» Task objective
Return all lines in the material below that contain "JSON".

Source data:
★ ★ ★ ★
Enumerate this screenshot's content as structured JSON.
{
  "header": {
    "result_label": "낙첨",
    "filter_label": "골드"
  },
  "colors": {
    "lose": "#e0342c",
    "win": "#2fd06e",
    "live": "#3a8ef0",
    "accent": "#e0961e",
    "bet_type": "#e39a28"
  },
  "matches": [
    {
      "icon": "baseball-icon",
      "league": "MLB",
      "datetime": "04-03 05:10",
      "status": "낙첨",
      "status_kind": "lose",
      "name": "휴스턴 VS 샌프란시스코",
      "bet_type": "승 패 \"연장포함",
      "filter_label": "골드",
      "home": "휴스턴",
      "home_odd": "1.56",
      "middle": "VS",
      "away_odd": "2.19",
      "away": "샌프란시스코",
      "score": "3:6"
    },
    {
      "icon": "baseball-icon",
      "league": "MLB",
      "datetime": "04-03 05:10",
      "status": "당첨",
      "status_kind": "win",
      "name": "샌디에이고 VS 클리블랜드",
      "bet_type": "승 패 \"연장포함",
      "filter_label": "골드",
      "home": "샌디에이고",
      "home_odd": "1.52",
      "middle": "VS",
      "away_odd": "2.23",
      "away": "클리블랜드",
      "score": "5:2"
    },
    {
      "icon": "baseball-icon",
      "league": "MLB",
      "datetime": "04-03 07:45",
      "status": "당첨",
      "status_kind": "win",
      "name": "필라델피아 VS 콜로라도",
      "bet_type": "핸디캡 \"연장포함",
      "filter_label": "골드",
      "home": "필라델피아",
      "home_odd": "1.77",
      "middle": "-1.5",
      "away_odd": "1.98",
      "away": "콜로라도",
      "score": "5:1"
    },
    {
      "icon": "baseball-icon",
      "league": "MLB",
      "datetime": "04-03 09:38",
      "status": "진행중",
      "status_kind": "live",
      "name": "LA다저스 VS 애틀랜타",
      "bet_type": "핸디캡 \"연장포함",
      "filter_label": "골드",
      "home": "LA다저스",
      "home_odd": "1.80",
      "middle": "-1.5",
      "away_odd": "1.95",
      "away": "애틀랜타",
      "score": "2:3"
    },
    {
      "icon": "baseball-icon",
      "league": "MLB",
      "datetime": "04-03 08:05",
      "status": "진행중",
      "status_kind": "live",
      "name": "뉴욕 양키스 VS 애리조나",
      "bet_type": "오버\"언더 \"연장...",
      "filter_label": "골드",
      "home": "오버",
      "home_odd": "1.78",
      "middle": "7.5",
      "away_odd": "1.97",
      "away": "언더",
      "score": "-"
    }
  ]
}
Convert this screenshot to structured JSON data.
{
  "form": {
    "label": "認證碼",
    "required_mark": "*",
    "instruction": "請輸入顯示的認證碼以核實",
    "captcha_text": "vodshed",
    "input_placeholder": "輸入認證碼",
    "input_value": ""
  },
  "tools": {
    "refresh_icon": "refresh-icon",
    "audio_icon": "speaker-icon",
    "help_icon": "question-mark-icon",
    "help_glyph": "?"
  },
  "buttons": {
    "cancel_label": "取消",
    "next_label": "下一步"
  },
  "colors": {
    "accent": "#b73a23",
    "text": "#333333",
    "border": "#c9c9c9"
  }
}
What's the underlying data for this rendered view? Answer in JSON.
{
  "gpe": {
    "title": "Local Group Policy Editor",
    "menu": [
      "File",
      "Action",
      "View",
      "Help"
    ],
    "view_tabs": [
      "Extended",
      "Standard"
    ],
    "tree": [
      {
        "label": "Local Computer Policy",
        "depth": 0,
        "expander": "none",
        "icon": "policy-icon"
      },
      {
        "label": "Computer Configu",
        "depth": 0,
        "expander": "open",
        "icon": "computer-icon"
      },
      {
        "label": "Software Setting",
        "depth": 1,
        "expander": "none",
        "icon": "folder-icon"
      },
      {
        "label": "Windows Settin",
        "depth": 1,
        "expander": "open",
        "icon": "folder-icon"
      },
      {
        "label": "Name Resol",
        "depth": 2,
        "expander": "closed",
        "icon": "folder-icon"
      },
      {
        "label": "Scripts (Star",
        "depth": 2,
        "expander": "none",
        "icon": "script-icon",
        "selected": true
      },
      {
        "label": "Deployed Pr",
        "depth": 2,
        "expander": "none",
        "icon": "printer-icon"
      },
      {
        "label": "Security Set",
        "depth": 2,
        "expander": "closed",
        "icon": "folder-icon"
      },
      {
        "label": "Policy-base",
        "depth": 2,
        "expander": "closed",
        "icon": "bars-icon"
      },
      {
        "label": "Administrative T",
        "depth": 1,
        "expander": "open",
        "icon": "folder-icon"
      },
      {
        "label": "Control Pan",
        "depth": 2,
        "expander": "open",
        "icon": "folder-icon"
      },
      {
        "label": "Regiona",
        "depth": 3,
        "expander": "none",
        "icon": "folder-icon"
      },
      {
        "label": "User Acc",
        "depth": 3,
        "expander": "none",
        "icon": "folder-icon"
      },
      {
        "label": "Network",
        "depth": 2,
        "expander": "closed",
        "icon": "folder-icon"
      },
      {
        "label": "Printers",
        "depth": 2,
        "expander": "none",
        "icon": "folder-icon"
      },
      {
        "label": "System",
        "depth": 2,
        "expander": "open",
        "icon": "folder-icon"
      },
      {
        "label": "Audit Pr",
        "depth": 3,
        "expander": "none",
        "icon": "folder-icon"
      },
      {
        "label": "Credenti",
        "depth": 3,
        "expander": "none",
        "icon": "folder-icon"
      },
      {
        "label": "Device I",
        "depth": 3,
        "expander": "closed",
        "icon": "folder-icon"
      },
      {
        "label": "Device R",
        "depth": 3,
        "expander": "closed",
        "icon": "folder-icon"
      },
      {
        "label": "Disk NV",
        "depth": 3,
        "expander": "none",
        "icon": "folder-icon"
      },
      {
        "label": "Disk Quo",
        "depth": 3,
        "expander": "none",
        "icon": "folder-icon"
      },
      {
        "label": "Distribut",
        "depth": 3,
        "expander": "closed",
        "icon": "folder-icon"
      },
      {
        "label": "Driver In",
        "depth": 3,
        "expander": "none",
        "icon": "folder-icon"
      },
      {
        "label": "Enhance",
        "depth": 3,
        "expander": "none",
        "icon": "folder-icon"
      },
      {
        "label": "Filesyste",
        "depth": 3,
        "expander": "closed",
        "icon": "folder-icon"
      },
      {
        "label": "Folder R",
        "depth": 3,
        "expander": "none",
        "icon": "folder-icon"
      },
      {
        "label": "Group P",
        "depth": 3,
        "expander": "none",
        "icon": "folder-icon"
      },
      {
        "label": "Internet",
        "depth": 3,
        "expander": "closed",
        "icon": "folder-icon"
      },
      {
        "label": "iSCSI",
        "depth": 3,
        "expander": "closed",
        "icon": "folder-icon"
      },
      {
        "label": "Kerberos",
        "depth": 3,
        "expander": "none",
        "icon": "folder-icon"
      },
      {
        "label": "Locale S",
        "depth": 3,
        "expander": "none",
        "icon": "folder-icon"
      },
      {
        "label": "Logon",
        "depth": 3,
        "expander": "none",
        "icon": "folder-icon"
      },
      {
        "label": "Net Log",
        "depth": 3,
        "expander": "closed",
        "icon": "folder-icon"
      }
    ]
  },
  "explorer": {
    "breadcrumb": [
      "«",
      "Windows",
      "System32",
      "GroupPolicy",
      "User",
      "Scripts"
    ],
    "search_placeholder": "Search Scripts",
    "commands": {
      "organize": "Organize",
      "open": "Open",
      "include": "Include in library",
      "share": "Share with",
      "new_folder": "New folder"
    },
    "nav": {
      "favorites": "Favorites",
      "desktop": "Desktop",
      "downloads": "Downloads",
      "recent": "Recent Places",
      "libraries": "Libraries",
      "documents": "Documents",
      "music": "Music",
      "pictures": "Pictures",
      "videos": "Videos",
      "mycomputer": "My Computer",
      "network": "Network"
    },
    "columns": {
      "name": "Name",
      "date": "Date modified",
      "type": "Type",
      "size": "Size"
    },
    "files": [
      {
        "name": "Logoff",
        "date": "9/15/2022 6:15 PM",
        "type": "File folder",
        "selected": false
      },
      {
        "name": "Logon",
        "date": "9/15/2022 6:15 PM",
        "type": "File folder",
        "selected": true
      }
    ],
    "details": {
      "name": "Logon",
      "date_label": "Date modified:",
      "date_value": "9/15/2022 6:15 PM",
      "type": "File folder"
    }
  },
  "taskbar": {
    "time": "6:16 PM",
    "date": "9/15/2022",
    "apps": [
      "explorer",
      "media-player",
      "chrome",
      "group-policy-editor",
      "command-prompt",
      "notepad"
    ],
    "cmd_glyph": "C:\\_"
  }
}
★ ★ ★ ★
» The solution
Enumerate this screenshot's content as structured JSON.
Convert this screenshot to structured JSON data.
What's the underlying data for this rendered view? Answer in JSON.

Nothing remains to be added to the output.